> [Material to process]:
____

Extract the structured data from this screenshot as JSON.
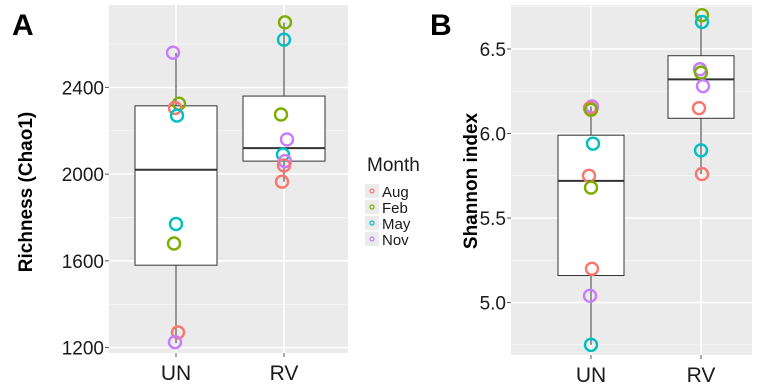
{
  "chart_data": [
    {
      "type": "box",
      "panel": "A",
      "ylabel": "Richness (Chao1)",
      "xlabel": "",
      "categories": [
        "UN",
        "RV"
      ],
      "ylim": [
        1175,
        2780
      ],
      "yticks": [
        1200,
        1600,
        2000,
        2400
      ],
      "boxes": [
        {
          "category": "UN",
          "q1": 1580,
          "median": 2020,
          "q3": 2315,
          "whisker_low": 1220,
          "whisker_high": 2560
        },
        {
          "category": "RV",
          "q1": 2060,
          "median": 2120,
          "q3": 2360,
          "whisker_low": 1965,
          "whisker_high": 2700
        }
      ],
      "points": [
        {
          "category": "UN",
          "month": "Nov",
          "value": 2560
        },
        {
          "category": "UN",
          "month": "Feb",
          "value": 2325
        },
        {
          "category": "UN",
          "month": "Aug",
          "value": 2305
        },
        {
          "category": "UN",
          "month": "May",
          "value": 2270
        },
        {
          "category": "UN",
          "month": "May",
          "value": 1770
        },
        {
          "category": "UN",
          "month": "Feb",
          "value": 1680
        },
        {
          "category": "UN",
          "month": "Aug",
          "value": 1270
        },
        {
          "category": "UN",
          "month": "Nov",
          "value": 1225
        },
        {
          "category": "RV",
          "month": "Feb",
          "value": 2700
        },
        {
          "category": "RV",
          "month": "May",
          "value": 2620
        },
        {
          "category": "RV",
          "month": "Feb",
          "value": 2275
        },
        {
          "category": "RV",
          "month": "Nov",
          "value": 2160
        },
        {
          "category": "RV",
          "month": "May",
          "value": 2090
        },
        {
          "category": "RV",
          "month": "Nov",
          "value": 2060
        },
        {
          "category": "RV",
          "month": "Aug",
          "value": 2040
        },
        {
          "category": "RV",
          "month": "Aug",
          "value": 1965
        }
      ],
      "grid": true
    },
    {
      "type": "box",
      "panel": "B",
      "ylabel": "Shannon index",
      "xlabel": "",
      "categories": [
        "UN",
        "RV"
      ],
      "ylim": [
        4.69,
        6.76
      ],
      "yticks": [
        5.0,
        5.5,
        6.0,
        6.5
      ],
      "ytick_labels": [
        "5.0",
        "5.5",
        "6.0",
        "6.5"
      ],
      "boxes": [
        {
          "category": "UN",
          "q1": 5.16,
          "median": 5.72,
          "q3": 5.99,
          "whisker_low": 4.75,
          "whisker_high": 6.16
        },
        {
          "category": "RV",
          "q1": 6.09,
          "median": 6.32,
          "q3": 6.46,
          "whisker_low": 5.76,
          "whisker_high": 6.7
        }
      ],
      "points": [
        {
          "category": "UN",
          "month": "Nov",
          "value": 6.16
        },
        {
          "category": "UN",
          "month": "Aug",
          "value": 6.15
        },
        {
          "category": "UN",
          "month": "Feb",
          "value": 6.14
        },
        {
          "category": "UN",
          "month": "May",
          "value": 5.94
        },
        {
          "category": "UN",
          "month": "Aug",
          "value": 5.75
        },
        {
          "category": "UN",
          "month": "Feb",
          "value": 5.68
        },
        {
          "category": "UN",
          "month": "Aug",
          "value": 5.2
        },
        {
          "category": "UN",
          "month": "Nov",
          "value": 5.04
        },
        {
          "category": "UN",
          "month": "May",
          "value": 4.75
        },
        {
          "category": "RV",
          "month": "Feb",
          "value": 6.7
        },
        {
          "category": "RV",
          "month": "May",
          "value": 6.66
        },
        {
          "category": "RV",
          "month": "Nov",
          "value": 6.38
        },
        {
          "category": "RV",
          "month": "Feb",
          "value": 6.36
        },
        {
          "category": "RV",
          "month": "Nov",
          "value": 6.28
        },
        {
          "category": "RV",
          "month": "Aug",
          "value": 6.15
        },
        {
          "category": "RV",
          "month": "May",
          "value": 5.9
        },
        {
          "category": "RV",
          "month": "Aug",
          "value": 5.76
        }
      ],
      "grid": true
    }
  ],
  "legend": {
    "title": "Month",
    "placement": "between panels, right of A",
    "entries": [
      {
        "label": "Aug",
        "color": "#F8766D"
      },
      {
        "label": "Feb",
        "color": "#7CAE00"
      },
      {
        "label": "May",
        "color": "#00BFC4"
      },
      {
        "label": "Nov",
        "color": "#C77CFF"
      }
    ]
  },
  "colors": {
    "panel_background": "#ebebeb",
    "grid_line": "#ffffff",
    "box_fill": "#ffffff",
    "box_stroke": "#333333"
  }
}
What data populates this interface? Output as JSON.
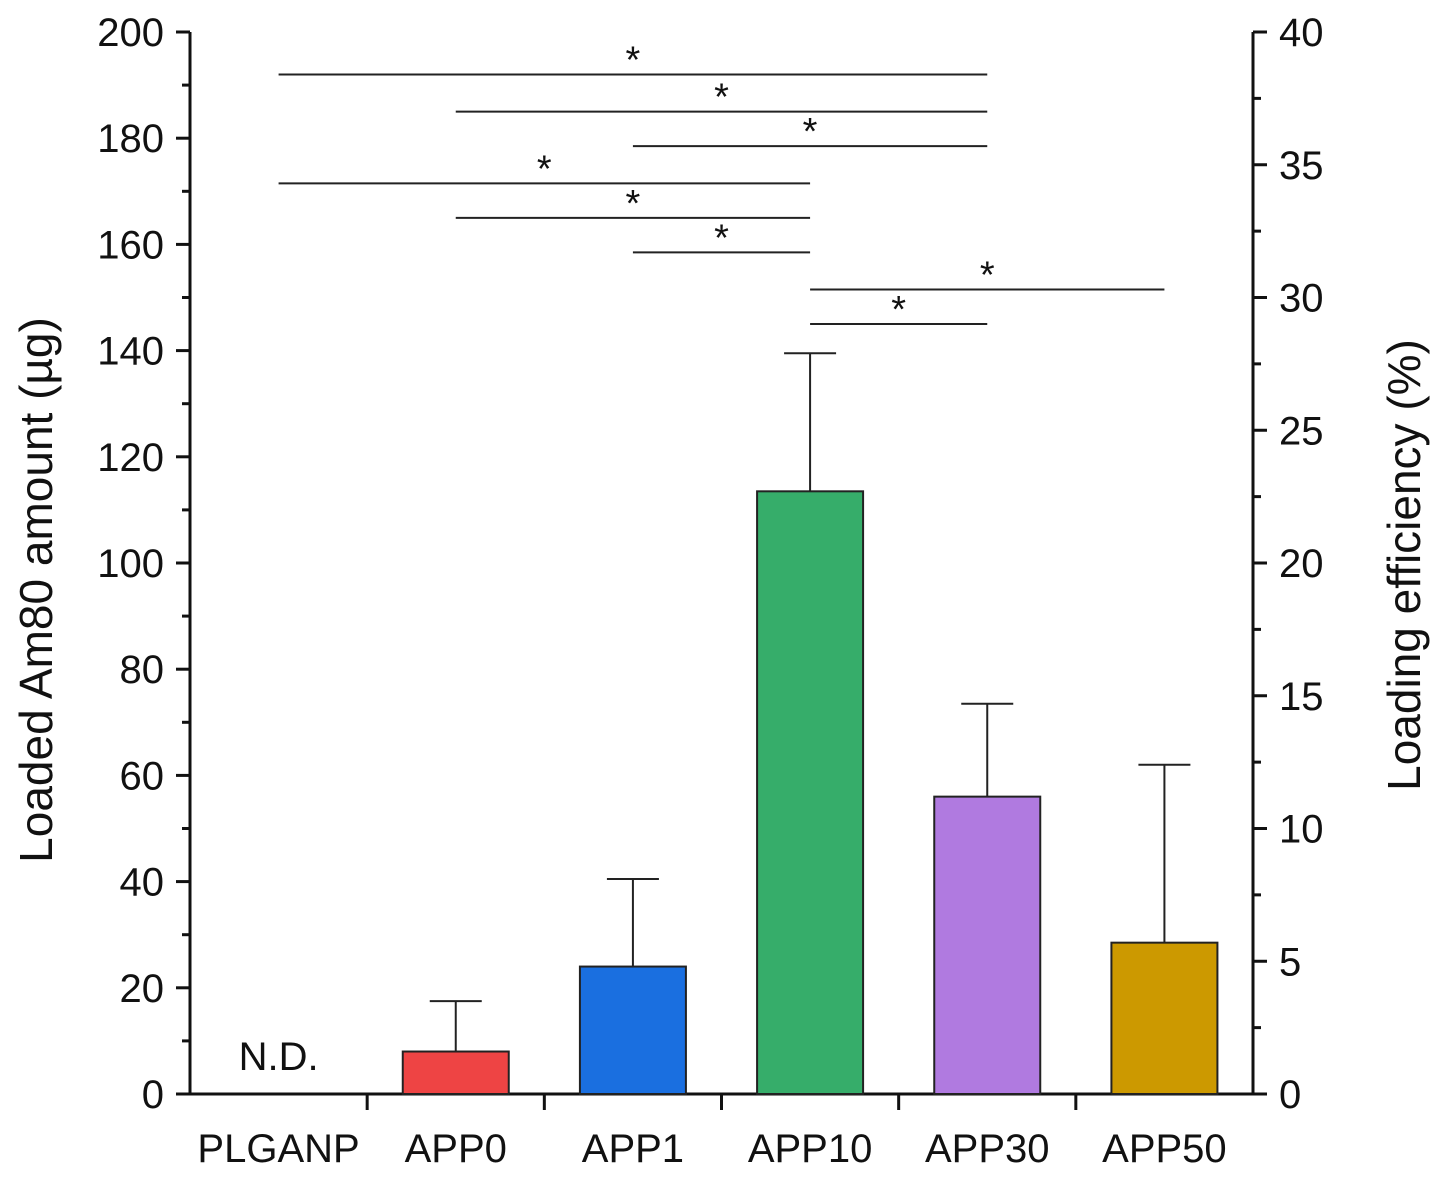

____

> [Task details]: Copy each line that contains the word "JSON".

> [Response]:
Extract the structured data from this screenshot as JSON.
What data populates this interface? Output as JSON.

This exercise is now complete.